Reproduce all entries precisely as they are written.

((

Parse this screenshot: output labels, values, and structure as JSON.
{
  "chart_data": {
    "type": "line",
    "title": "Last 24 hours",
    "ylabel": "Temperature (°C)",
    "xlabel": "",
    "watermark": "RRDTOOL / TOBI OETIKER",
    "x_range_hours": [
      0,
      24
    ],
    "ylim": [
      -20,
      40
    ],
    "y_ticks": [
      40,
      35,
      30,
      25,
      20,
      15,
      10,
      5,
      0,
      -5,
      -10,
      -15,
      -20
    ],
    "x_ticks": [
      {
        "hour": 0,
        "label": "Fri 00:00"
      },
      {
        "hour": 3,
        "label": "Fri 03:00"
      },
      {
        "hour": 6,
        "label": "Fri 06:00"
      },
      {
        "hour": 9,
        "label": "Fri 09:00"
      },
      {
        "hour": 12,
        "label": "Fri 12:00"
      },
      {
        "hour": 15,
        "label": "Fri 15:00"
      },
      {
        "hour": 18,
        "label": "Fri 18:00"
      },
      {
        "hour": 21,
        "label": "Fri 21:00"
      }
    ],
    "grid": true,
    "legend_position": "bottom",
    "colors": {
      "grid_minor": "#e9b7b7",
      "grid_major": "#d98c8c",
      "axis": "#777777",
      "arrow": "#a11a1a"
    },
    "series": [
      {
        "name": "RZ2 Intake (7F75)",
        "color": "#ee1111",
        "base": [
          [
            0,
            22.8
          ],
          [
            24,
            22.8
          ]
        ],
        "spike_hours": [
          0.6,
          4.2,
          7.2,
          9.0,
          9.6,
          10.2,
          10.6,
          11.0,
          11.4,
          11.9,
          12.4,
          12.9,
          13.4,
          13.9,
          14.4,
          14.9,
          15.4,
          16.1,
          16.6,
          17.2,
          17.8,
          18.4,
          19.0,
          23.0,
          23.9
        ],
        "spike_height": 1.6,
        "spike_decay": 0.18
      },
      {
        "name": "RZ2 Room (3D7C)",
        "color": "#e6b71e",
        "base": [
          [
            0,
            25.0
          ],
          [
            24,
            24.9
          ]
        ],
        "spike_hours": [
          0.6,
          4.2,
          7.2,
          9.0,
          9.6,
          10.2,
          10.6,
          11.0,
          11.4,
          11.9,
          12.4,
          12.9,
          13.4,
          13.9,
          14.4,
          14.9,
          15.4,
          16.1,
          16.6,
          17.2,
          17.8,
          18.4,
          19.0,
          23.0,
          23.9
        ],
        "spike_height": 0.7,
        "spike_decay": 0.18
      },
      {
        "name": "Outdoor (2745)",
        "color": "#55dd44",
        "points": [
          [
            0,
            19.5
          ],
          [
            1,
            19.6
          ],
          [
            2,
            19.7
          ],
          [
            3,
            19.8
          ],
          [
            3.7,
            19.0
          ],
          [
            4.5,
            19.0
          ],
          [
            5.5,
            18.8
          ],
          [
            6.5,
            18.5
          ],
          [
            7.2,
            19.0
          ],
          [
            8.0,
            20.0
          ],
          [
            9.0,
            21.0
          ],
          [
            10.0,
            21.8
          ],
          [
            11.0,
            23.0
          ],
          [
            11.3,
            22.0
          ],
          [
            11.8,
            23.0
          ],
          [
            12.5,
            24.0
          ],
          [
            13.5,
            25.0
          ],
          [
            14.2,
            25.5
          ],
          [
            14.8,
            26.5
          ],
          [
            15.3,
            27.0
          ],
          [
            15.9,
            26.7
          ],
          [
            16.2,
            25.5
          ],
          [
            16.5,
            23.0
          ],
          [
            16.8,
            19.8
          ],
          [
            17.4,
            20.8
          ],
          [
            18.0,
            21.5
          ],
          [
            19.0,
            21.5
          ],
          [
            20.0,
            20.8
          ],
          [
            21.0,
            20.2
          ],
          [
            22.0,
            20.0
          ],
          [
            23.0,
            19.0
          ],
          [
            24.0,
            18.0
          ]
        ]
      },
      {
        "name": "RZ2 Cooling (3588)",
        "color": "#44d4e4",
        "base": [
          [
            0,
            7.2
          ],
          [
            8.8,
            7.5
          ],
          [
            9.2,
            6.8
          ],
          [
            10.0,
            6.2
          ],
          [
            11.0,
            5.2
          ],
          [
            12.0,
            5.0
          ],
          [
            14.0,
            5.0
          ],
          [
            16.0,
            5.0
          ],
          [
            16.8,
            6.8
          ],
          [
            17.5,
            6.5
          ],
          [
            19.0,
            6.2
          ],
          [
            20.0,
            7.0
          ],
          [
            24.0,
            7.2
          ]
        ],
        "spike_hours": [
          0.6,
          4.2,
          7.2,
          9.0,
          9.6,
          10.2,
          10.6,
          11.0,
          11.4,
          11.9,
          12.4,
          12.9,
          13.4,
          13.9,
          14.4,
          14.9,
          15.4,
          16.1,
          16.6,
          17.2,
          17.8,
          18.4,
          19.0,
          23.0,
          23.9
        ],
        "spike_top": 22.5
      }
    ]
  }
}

))

* WORKED ANSWER *
Parse this screenshot: output labels, values, and structure as JSON.
{
  "chart_data": {
    "type": "line",
    "title": "Last 24 hours",
    "ylabel": "Temperature (°C)",
    "xlabel": "",
    "watermark": "RRDTOOL / TOBI OETIKER",
    "x_range_hours": [
      0,
      24
    ],
    "ylim": [
      -20,
      40
    ],
    "y_ticks": [
      40,
      35,
      30,
      25,
      20,
      15,
      10,
      5,
      0,
      -5,
      -10,
      -15,
      -20
    ],
    "x_ticks": [
      {
        "hour": 0,
        "label": "Fri 00:00"
      },
      {
        "hour": 3,
        "label": "Fri 03:00"
      },
      {
        "hour": 6,
        "label": "Fri 06:00"
      },
      {
        "hour": 9,
        "label": "Fri 09:00"
      },
      {
        "hour": 12,
        "label": "Fri 12:00"
      },
      {
        "hour": 15,
        "label": "Fri 15:00"
      },
      {
        "hour": 18,
        "label": "Fri 18:00"
      },
      {
        "hour": 21,
        "label": "Fri 21:00"
      }
    ],
    "grid": true,
    "legend_position": "bottom",
    "colors": {
      "grid_minor": "#e9b7b7",
      "grid_major": "#d98c8c",
      "axis": "#777777",
      "arrow": "#a11a1a"
    },
    "series": [
      {
        "name": "RZ2 Intake (7F75)",
        "color": "#ee1111",
        "base": [
          [
            0,
            22.8
          ],
          [
            24,
            22.8
          ]
        ],
        "spike_hours": [
          0.6,
          4.2,
          7.2,
          9.0,
          9.6,
          10.2,
          10.6,
          11.0,
          11.4,
          11.9,
          12.4,
          12.9,
          13.4,
          13.9,
          14.4,
          14.9,
          15.4,
          16.1,
          16.6,
          17.2,
          17.8,
          18.4,
          19.0,
          23.0,
          23.9
        ],
        "spike_height": 1.6,
        "spike_decay": 0.18
      },
      {
        "name": "RZ2 Room (3D7C)",
        "color": "#e6b71e",
        "base": [
          [
            0,
            25.0
          ],
          [
            24,
            24.9
          ]
        ],
        "spike_hours": [
          0.6,
          4.2,
          7.2,
          9.0,
          9.6,
          10.2,
          10.6,
          11.0,
          11.4,
          11.9,
          12.4,
          12.9,
          13.4,
          13.9,
          14.4,
          14.9,
          15.4,
          16.1,
          16.6,
          17.2,
          17.8,
          18.4,
          19.0,
          23.0,
          23.9
        ],
        "spike_height": 0.7,
        "spike_decay": 0.18
      },
      {
        "name": "Outdoor (2745)",
        "color": "#55dd44",
        "points": [
          [
            0,
            19.5
          ],
          [
            1,
            19.6
          ],
          [
            2,
            19.7
          ],
          [
            3,
            19.8
          ],
          [
            3.7,
            19.0
          ],
          [
            4.5,
            19.0
          ],
          [
            5.5,
            18.8
          ],
          [
            6.5,
            18.5
          ],
          [
            7.2,
            19.0
          ],
          [
            8.0,
            20.0
          ],
          [
            9.0,
            21.0
          ],
          [
            10.0,
            21.8
          ],
          [
            11.0,
            23.0
          ],
          [
            11.3,
            22.0
          ],
          [
            11.8,
            23.0
          ],
          [
            12.5,
            24.0
          ],
          [
            13.5,
            25.0
          ],
          [
            14.2,
            25.5
          ],
          [
            14.8,
            26.5
          ],
          [
            15.3,
            27.0
          ],
          [
            15.9,
            26.7
          ],
          [
            16.2,
            25.5
          ],
          [
            16.5,
            23.0
          ],
          [
            16.8,
            19.8
          ],
          [
            17.4,
            20.8
          ],
          [
            18.0,
            21.5
          ],
          [
            19.0,
            21.5
          ],
          [
            20.0,
            20.8
          ],
          [
            21.0,
            20.2
          ],
          [
            22.0,
            20.0
          ],
          [
            23.0,
            19.0
          ],
          [
            24.0,
            18.0
          ]
        ]
      },
      {
        "name": "RZ2 Cooling (3588)",
        "color": "#44d4e4",
        "base": [
          [
            0,
            7.2
          ],
          [
            8.8,
            7.5
          ],
          [
            9.2,
            6.8
          ],
          [
            10.0,
            6.2
          ],
          [
            11.0,
            5.2
          ],
          [
            12.0,
            5.0
          ],
          [
            14.0,
            5.0
          ],
          [
            16.0,
            5.0
          ],
          [
            16.8,
            6.8
          ],
          [
            17.5,
            6.5
          ],
          [
            19.0,
            6.2
          ],
          [
            20.0,
            7.0
          ],
          [
            24.0,
            7.2
          ]
        ],
        "spike_hours": [
          0.6,
          4.2,
          7.2,
          9.0,
          9.6,
          10.2,
          10.6,
          11.0,
          11.4,
          11.9,
          12.4,
          12.9,
          13.4,
          13.9,
          14.4,
          14.9,
          15.4,
          16.1,
          16.6,
          17.2,
          17.8,
          18.4,
          19.0,
          23.0,
          23.9
        ],
        "spike_top": 22.5
      }
    ]
  }
}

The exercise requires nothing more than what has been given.